WHAT THE EXERCISE ASKS ->
Take the line containing "What does this" and every line after it in the data below, and print them exactly as given, with nothing else.

■ ■ ■ ■

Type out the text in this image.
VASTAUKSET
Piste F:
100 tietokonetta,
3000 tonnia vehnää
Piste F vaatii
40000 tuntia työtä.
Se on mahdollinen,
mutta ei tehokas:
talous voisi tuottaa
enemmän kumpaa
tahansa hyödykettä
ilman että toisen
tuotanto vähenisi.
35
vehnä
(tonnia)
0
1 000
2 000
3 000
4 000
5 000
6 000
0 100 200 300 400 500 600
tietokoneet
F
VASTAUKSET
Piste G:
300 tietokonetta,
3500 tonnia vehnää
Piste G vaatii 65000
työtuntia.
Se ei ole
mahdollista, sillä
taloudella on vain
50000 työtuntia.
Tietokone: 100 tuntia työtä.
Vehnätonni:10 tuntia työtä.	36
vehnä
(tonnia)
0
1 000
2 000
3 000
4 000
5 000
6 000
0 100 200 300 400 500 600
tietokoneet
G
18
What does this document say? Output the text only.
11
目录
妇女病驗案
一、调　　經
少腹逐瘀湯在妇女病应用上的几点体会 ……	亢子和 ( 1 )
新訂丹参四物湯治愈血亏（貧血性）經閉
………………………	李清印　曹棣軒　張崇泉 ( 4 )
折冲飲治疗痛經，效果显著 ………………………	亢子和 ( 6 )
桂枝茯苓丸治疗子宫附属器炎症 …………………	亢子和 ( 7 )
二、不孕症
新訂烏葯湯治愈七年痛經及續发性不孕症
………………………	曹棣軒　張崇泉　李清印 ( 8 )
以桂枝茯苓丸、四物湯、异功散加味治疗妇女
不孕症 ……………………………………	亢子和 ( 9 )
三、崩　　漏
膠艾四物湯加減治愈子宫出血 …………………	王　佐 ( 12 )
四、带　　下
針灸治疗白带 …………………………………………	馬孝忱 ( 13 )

■ ■ ■ ■

TASK ANSWER ->
What does this document say? Output the text only.
11
目录
妇女病驗案
一、调　　經
少腹逐瘀湯在妇女病应用上的几点体会 ……	亢子和 ( 1 )
新訂丹参四物湯治愈血亏（貧血性）經閉
………………………	李清印　曹棣軒　張崇泉 ( 4 )
折冲飲治疗痛經，效果显著 ………………………	亢子和 ( 6 )
桂枝茯苓丸治疗子宫附属器炎症 …………………	亢子和 ( 7 )
二、不孕症
新訂烏葯湯治愈七年痛經及續发性不孕症
………………………	曹棣軒　張崇泉　李清印 ( 8 )
以桂枝茯苓丸、四物湯、异功散加味治疗妇女
不孕症 ……………………………………	亢子和 ( 9 )
三、崩　　漏
膠艾四物湯加減治愈子宫出血 …………………	王　佐 ( 12 )
四、带　　下
針灸治疗白带 …………………………………………	馬孝忱 ( 13 )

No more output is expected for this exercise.